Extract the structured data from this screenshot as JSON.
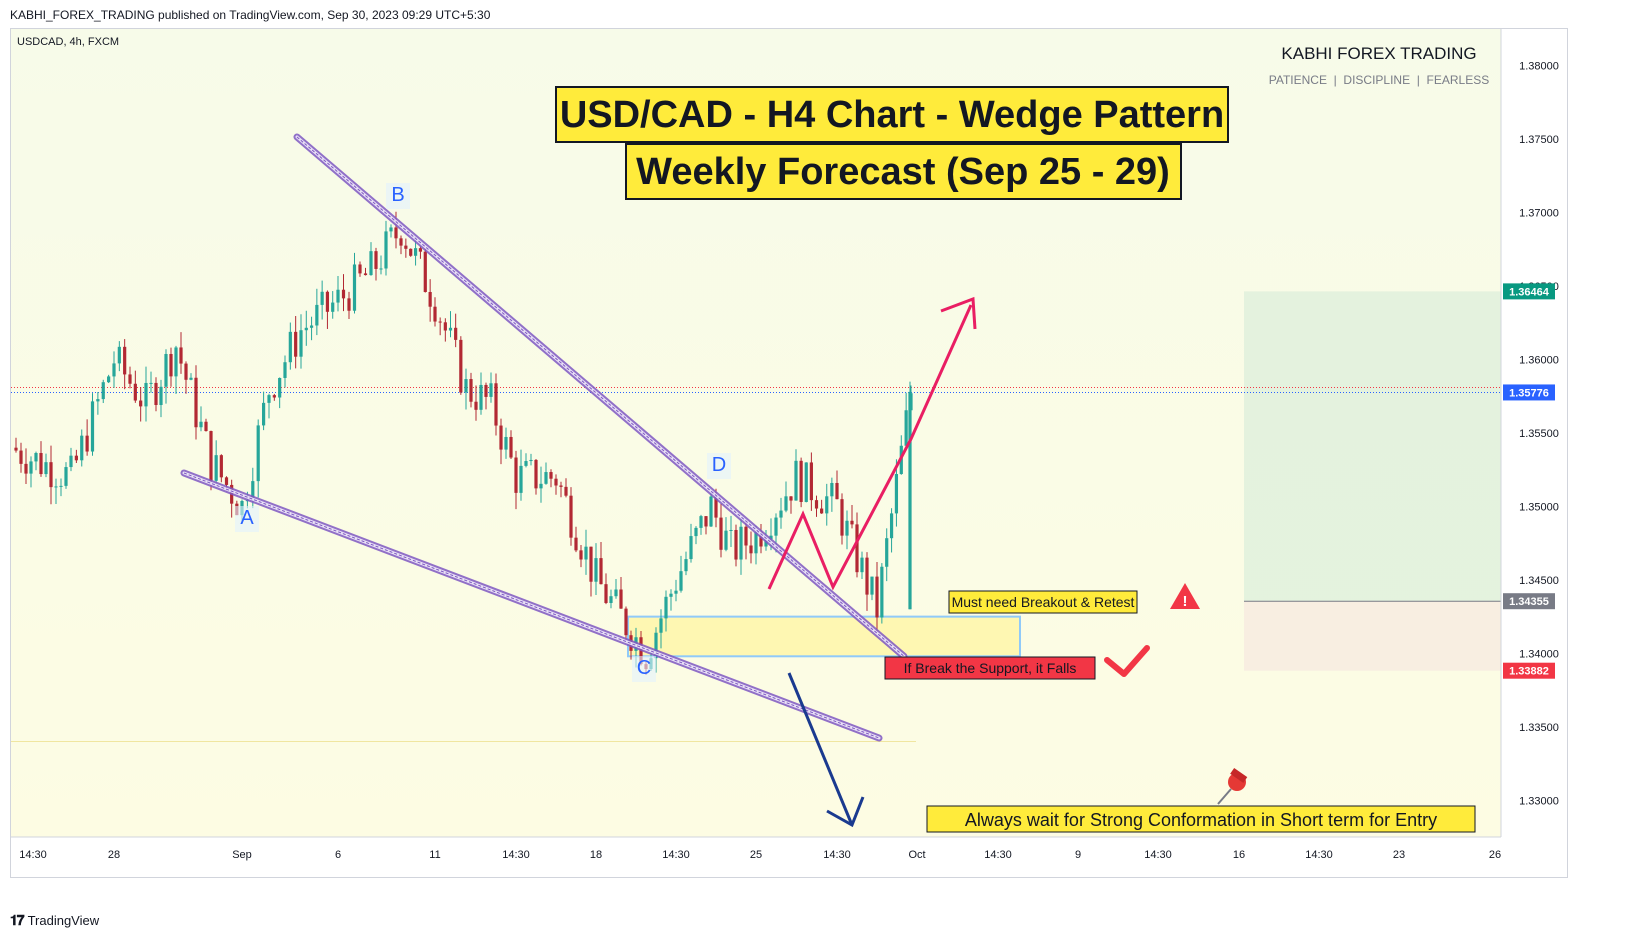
{
  "published_line": "KABHI_FOREX_TRADING published on TradingView.com, Sep 30, 2023 09:29 UTC+5:30",
  "symbol_line": "USDCAD, 4h, FXCM",
  "brand": {
    "name": "KABHI FOREX TRADING",
    "tagline": "PATIENCE  |  DISCIPLINE  |  FEARLESS"
  },
  "title_main": "USD/CAD - H4 Chart - Wedge Pattern",
  "title_sub": "Weekly Forecast (Sep 25 - 29)",
  "wave_labels": [
    "A",
    "B",
    "C",
    "D"
  ],
  "callouts": {
    "breakout": "Must need Breakout & Retest",
    "break_support": "If Break the Support, it Falls",
    "entry_note": "Always wait for Strong Conformation in Short term for Entry"
  },
  "price_tags": {
    "target": "1.36464",
    "current": "1.35776",
    "entry": "1.34355",
    "stop": "1.33882"
  },
  "footer": "TradingView",
  "colors": {
    "bull": "#26a69a",
    "bear": "#b22833",
    "wedge": "#7e57c2",
    "up_arrow": "#e91e63",
    "down_arrow": "#1a3a8f",
    "title_bg": "#ffeb3b",
    "target_tag": "#089981",
    "current_tag": "#2962ff",
    "entry_tag": "#787b86",
    "stop_tag": "#f23645"
  },
  "chart_data": {
    "type": "candlestick",
    "title": "USD/CAD - H4 Chart - Wedge Pattern",
    "ylim": [
      1.3275,
      1.3825
    ],
    "y_ticks": [
      "1.38000",
      "1.37500",
      "1.37000",
      "1.36500",
      "1.36000",
      "1.35500",
      "1.35000",
      "1.34500",
      "1.34000",
      "1.33500",
      "1.33000"
    ],
    "x_ticks": [
      "14:30",
      "28",
      "Sep",
      "6",
      "11",
      "14:30",
      "18",
      "14:30",
      "25",
      "14:30",
      "Oct",
      "14:30",
      "9",
      "14:30",
      "16",
      "14:30",
      "23",
      "26"
    ],
    "price_path": [
      [
        "Aug 24",
        1.354
      ],
      [
        "Aug 25",
        1.352
      ],
      [
        "Aug 28",
        1.36
      ],
      [
        "Aug 29",
        1.357
      ],
      [
        "Aug 30",
        1.361
      ],
      [
        "Aug 31",
        1.353
      ],
      [
        "Sep 01",
        1.35
      ],
      [
        "Sep 04",
        1.358
      ],
      [
        "Sep 05",
        1.362
      ],
      [
        "Sep 06",
        1.364
      ],
      [
        "Sep 07",
        1.366
      ],
      [
        "Sep 08",
        1.369
      ],
      [
        "Sep 11",
        1.364
      ],
      [
        "Sep 12",
        1.358
      ],
      [
        "Sep 13",
        1.357
      ],
      [
        "Sep 14",
        1.352
      ],
      [
        "Sep 15",
        1.352
      ],
      [
        "Sep 18",
        1.345
      ],
      [
        "Sep 19",
        1.34
      ],
      [
        "Sep 20",
        1.345
      ],
      [
        "Sep 21",
        1.35
      ],
      [
        "Sep 22",
        1.347
      ],
      [
        "Sep 25",
        1.348
      ],
      [
        "Sep 26",
        1.352
      ],
      [
        "Sep 27",
        1.35
      ],
      [
        "Sep 28",
        1.343
      ],
      [
        "Sep 29",
        1.3578
      ]
    ],
    "wedge_upper": [
      [
        "Sep 06",
        1.3755
      ],
      [
        "Sep 29",
        1.3398
      ]
    ],
    "wedge_lower": [
      [
        "Aug 31",
        1.3522
      ],
      [
        "Sep 29",
        1.334
      ]
    ],
    "support_zone": [
      1.3398,
      1.3425
    ],
    "annotations": [
      "Must need Breakout & Retest",
      "If Break the Support, it Falls",
      "Always wait for Strong Conformation in Short term for Entry"
    ]
  }
}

### What to produce
Retype each line of the listing above word for word. Exclude the pictures.

### Full output
Extract the structured data from this screenshot as JSON.
{
  "published_line": "KABHI_FOREX_TRADING published on TradingView.com, Sep 30, 2023 09:29 UTC+5:30",
  "symbol_line": "USDCAD, 4h, FXCM",
  "brand": {
    "name": "KABHI FOREX TRADING",
    "tagline": "PATIENCE  |  DISCIPLINE  |  FEARLESS"
  },
  "title_main": "USD/CAD - H4 Chart - Wedge Pattern",
  "title_sub": "Weekly Forecast (Sep 25 - 29)",
  "wave_labels": [
    "A",
    "B",
    "C",
    "D"
  ],
  "callouts": {
    "breakout": "Must need Breakout & Retest",
    "break_support": "If Break the Support, it Falls",
    "entry_note": "Always wait for Strong Conformation in Short term for Entry"
  },
  "price_tags": {
    "target": "1.36464",
    "current": "1.35776",
    "entry": "1.34355",
    "stop": "1.33882"
  },
  "footer": "TradingView",
  "colors": {
    "bull": "#26a69a",
    "bear": "#b22833",
    "wedge": "#7e57c2",
    "up_arrow": "#e91e63",
    "down_arrow": "#1a3a8f",
    "title_bg": "#ffeb3b",
    "target_tag": "#089981",
    "current_tag": "#2962ff",
    "entry_tag": "#787b86",
    "stop_tag": "#f23645"
  },
  "chart_data": {
    "type": "candlestick",
    "title": "USD/CAD - H4 Chart - Wedge Pattern",
    "ylim": [
      1.3275,
      1.3825
    ],
    "y_ticks": [
      "1.38000",
      "1.37500",
      "1.37000",
      "1.36500",
      "1.36000",
      "1.35500",
      "1.35000",
      "1.34500",
      "1.34000",
      "1.33500",
      "1.33000"
    ],
    "x_ticks": [
      "14:30",
      "28",
      "Sep",
      "6",
      "11",
      "14:30",
      "18",
      "14:30",
      "25",
      "14:30",
      "Oct",
      "14:30",
      "9",
      "14:30",
      "16",
      "14:30",
      "23",
      "26"
    ],
    "price_path": [
      [
        "Aug 24",
        1.354
      ],
      [
        "Aug 25",
        1.352
      ],
      [
        "Aug 28",
        1.36
      ],
      [
        "Aug 29",
        1.357
      ],
      [
        "Aug 30",
        1.361
      ],
      [
        "Aug 31",
        1.353
      ],
      [
        "Sep 01",
        1.35
      ],
      [
        "Sep 04",
        1.358
      ],
      [
        "Sep 05",
        1.362
      ],
      [
        "Sep 06",
        1.364
      ],
      [
        "Sep 07",
        1.366
      ],
      [
        "Sep 08",
        1.369
      ],
      [
        "Sep 11",
        1.364
      ],
      [
        "Sep 12",
        1.358
      ],
      [
        "Sep 13",
        1.357
      ],
      [
        "Sep 14",
        1.352
      ],
      [
        "Sep 15",
        1.352
      ],
      [
        "Sep 18",
        1.345
      ],
      [
        "Sep 19",
        1.34
      ],
      [
        "Sep 20",
        1.345
      ],
      [
        "Sep 21",
        1.35
      ],
      [
        "Sep 22",
        1.347
      ],
      [
        "Sep 25",
        1.348
      ],
      [
        "Sep 26",
        1.352
      ],
      [
        "Sep 27",
        1.35
      ],
      [
        "Sep 28",
        1.343
      ],
      [
        "Sep 29",
        1.3578
      ]
    ],
    "wedge_upper": [
      [
        "Sep 06",
        1.3755
      ],
      [
        "Sep 29",
        1.3398
      ]
    ],
    "wedge_lower": [
      [
        "Aug 31",
        1.3522
      ],
      [
        "Sep 29",
        1.334
      ]
    ],
    "support_zone": [
      1.3398,
      1.3425
    ],
    "annotations": [
      "Must need Breakout & Retest",
      "If Break the Support, it Falls",
      "Always wait for Strong Conformation in Short term for Entry"
    ]
  }
}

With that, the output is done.